Short problem — Only the pictures are left out: repeat the rest of the entries exactly.

Listing —

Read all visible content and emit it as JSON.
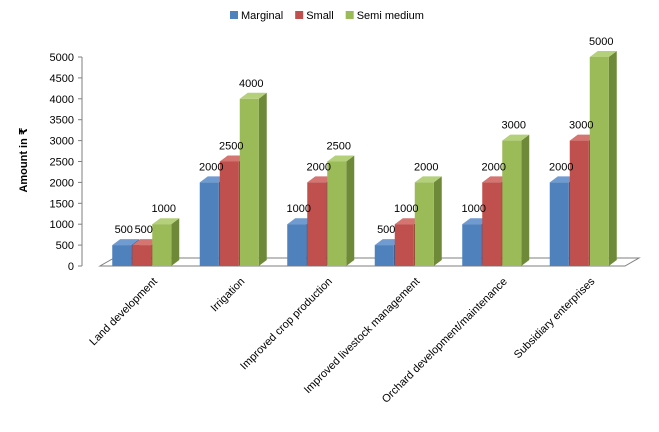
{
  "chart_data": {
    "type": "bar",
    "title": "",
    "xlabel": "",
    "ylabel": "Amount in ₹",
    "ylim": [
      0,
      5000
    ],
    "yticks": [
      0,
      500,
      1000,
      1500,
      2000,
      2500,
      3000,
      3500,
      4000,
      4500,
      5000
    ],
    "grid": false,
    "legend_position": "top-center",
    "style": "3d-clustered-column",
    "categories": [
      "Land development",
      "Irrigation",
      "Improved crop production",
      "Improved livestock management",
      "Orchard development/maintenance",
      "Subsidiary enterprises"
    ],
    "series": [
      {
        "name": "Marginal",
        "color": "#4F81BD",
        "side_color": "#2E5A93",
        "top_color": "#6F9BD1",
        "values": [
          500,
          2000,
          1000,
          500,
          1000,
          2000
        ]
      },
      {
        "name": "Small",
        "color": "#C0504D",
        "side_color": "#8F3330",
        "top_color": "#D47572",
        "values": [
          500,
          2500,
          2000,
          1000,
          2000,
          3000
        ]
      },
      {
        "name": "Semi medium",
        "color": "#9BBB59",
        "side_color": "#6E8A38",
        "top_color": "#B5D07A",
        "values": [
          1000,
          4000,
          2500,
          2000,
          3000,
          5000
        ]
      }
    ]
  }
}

In response —
Read all visible content and emit it as JSON.
{
  "chart_data": {
    "type": "bar",
    "title": "",
    "xlabel": "",
    "ylabel": "Amount in ₹",
    "ylim": [
      0,
      5000
    ],
    "yticks": [
      0,
      500,
      1000,
      1500,
      2000,
      2500,
      3000,
      3500,
      4000,
      4500,
      5000
    ],
    "grid": false,
    "legend_position": "top-center",
    "style": "3d-clustered-column",
    "categories": [
      "Land development",
      "Irrigation",
      "Improved crop production",
      "Improved livestock management",
      "Orchard development/maintenance",
      "Subsidiary enterprises"
    ],
    "series": [
      {
        "name": "Marginal",
        "color": "#4F81BD",
        "side_color": "#2E5A93",
        "top_color": "#6F9BD1",
        "values": [
          500,
          2000,
          1000,
          500,
          1000,
          2000
        ]
      },
      {
        "name": "Small",
        "color": "#C0504D",
        "side_color": "#8F3330",
        "top_color": "#D47572",
        "values": [
          500,
          2500,
          2000,
          1000,
          2000,
          3000
        ]
      },
      {
        "name": "Semi medium",
        "color": "#9BBB59",
        "side_color": "#6E8A38",
        "top_color": "#B5D07A",
        "values": [
          1000,
          4000,
          2500,
          2000,
          3000,
          5000
        ]
      }
    ]
  }
}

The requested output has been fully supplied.